*** Passage shown Section Begins ***

Advertisement

HomeBase, Builders Square May Combine

Share via
TIMES STAFF WRITER

Leonard Green & Partners, a Los Angeles-based investment firm, is in talks to combine Kmart’s troubled Builders Square home-improvement chain with Irvine-based HomeBase stores.

The new home-improvement chain would have 252 stores in 25 states and sales of about $4 billion, making it the nation’s third-largest. Both stores have been losing ground to industry leader Home Depot.

HomeBase has 84 stores in 10 Western states--about half in California. The chain, owned by Natick, Mass.-based Waban Inc., had little sales growth 1996.

Advertisement

Builders Square, which has been hurt by Home Depot’s expansion into its Midwestern base, has been on the sales block for more than a year. Kmart has already sold its other specialty chains--including majority stakes in bookseller Borders Group Inc. and OfficeMax Inc.--to concentrate on its flagging core retail business.

If an agreement is reached, Leonard Green & Partners would create a company that would acquire the two home-improvement chains. The Green partnership would have a majority stake in the merged company, and Kmart and Waban would have minority interests.

News of the merger talks helped boost the value of Kmart and Waban on the New York Stock Exchange. Kmart shares rose 12.5 cents to $11.25. Waban closed at $27.625, up 50 cents.

Advertisement

“A merged company might be able to compete more effectively,” said Asma Usmani, an industry analyst at Edward Jones in St. Louis. “Right now, Home Depot is the only true national chain. . . . Home Depot is dominant and expanding.”

With more than 500 stores nationwide, Home Depot has about twice the sales of No. 2 ranked Lowe’s, based in North Carolina. Builders Square is ranked fourth, behind PayLess Cashways, a regional chain based in Kansas City, Mo.

Other regional retail chains have been consolidated in deals engineered by Leonard Green & Partners. The company specializes in organizing, structuring and sponsoring management buyouts of established companies.

Advertisement

The partnership in 1994 acquired Oregon-based PayLess Drug Stores from Kmart and merged it with Thrifty Corp. to form Thrifty PayLess Inc. The partnership recently sold Thrifty PayLess to Rite Aid Corp., an East Coast drugstore giant.

Such mergers have become more common in recent years partly because larger retailers can acquire inventory from suppliers more cheaply.

The proposed home-improvement chain merger is part of Kmart’s plan to reclassify its Builders Square chain as a “discontinued operation.”

*** Passage shown Section Ends ***
*** Available data Section Begins ***

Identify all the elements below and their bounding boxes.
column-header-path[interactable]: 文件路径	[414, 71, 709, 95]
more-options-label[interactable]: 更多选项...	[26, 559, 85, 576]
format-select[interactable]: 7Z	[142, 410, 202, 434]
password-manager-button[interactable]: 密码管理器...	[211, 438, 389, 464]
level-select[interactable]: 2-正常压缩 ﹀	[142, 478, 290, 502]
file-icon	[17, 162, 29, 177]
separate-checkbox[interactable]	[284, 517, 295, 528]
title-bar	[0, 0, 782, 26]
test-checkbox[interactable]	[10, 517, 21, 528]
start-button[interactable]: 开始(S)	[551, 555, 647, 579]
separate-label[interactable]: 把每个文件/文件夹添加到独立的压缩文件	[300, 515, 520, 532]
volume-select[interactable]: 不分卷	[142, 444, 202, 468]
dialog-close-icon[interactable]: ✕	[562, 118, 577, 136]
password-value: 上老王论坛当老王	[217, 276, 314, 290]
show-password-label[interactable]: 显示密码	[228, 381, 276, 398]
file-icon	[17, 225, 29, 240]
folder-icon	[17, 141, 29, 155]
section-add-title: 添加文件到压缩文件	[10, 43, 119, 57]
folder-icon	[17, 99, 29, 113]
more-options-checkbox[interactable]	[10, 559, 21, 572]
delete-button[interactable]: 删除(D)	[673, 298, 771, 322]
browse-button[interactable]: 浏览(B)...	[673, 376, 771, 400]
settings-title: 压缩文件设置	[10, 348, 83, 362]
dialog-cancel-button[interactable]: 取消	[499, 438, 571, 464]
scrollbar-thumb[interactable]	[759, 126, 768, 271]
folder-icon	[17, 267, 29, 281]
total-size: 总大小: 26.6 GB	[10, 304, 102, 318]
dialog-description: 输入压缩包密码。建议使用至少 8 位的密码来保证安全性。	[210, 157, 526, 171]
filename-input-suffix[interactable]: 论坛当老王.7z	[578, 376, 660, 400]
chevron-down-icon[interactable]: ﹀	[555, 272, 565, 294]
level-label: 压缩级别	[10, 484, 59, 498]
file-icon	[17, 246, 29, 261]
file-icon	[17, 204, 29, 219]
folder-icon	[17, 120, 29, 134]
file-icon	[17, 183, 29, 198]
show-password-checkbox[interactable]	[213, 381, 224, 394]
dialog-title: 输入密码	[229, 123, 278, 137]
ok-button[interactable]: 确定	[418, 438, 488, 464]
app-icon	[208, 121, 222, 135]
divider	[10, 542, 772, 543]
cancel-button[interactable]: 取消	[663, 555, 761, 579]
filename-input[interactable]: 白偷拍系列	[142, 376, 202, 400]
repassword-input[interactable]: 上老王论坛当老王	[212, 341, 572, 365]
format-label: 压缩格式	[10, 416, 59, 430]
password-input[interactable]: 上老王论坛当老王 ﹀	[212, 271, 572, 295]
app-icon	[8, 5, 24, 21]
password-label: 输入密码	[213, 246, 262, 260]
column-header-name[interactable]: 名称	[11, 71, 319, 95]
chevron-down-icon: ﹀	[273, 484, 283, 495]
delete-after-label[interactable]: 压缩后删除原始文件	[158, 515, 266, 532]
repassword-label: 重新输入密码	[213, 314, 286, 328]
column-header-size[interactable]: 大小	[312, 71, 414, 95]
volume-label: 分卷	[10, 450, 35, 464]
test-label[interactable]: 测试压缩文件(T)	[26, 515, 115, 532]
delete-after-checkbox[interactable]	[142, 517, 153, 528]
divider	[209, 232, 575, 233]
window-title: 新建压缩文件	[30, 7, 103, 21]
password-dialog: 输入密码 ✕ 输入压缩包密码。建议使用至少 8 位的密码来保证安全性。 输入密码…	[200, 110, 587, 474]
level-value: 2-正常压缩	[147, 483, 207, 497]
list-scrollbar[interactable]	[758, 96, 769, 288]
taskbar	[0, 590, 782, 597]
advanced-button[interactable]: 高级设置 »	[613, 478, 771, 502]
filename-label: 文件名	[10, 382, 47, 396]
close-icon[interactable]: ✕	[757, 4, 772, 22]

*** Available data Section Ends ***

_Work request 1_: Based on the article about the HomeBase and Builders Square talks, decide whether each statement agrees with the text. Answer yes or no, and quote the words that decide it: (a) HomeBase has 84 stores in 10 Western states. (b) Builders Square is ranked third among home-improvement chains. (c) Kmart shares rose 50 cents on news of the talks.
_Work request 2_: Repeat word for word everything in the article about the HomeBase and Builders Square talks from "Builders Square, which" down to "up 50 cents.".
_Work request 3_: Translate this sentence from the article about the HomeBase and Builders Square talks into Spanish: "Such mergers have become more common in recent years partly because larger retailers can acquire inventory from suppliers more cheaply."

_Solution 1_:
(a) Yes: "HomeBase has 84 stores in 10 Western states--about half in California."
(b) No: "Builders Square is ranked fourth, behind PayLess Cashways, a regional chain based in Kansas City, Mo."
(c) No: "Kmart shares rose 12.5 cents to $11.25."

_Solution 2_:
Builders Square, which has been hurt by Home Depot’s expansion into its Midwestern base, has been on the sales block for more than a year. Kmart has already sold its other specialty chains--including majority stakes in bookseller Borders Group Inc. and OfficeMax Inc.--to concentrate on its flagging core retail business.

If an agreement is reached, Leonard Green & Partners would create a company that would acquire the two home-improvement chains. The Green partnership would have a majority stake in the merged company, and Kmart and Waban would have minority interests.

News of the merger talks helped boost the value of Kmart and Waban on the New York Stock Exchange. Kmart shares rose 12.5 cents to $11.25. Waban closed at $27.625, up 50 cents.

_Solution 3_: Tales fusiones se han vuelto más comunes en los últimos años, en parte porque los minoristas más grandes pueden adquirir inventario de los proveedores a menor costo.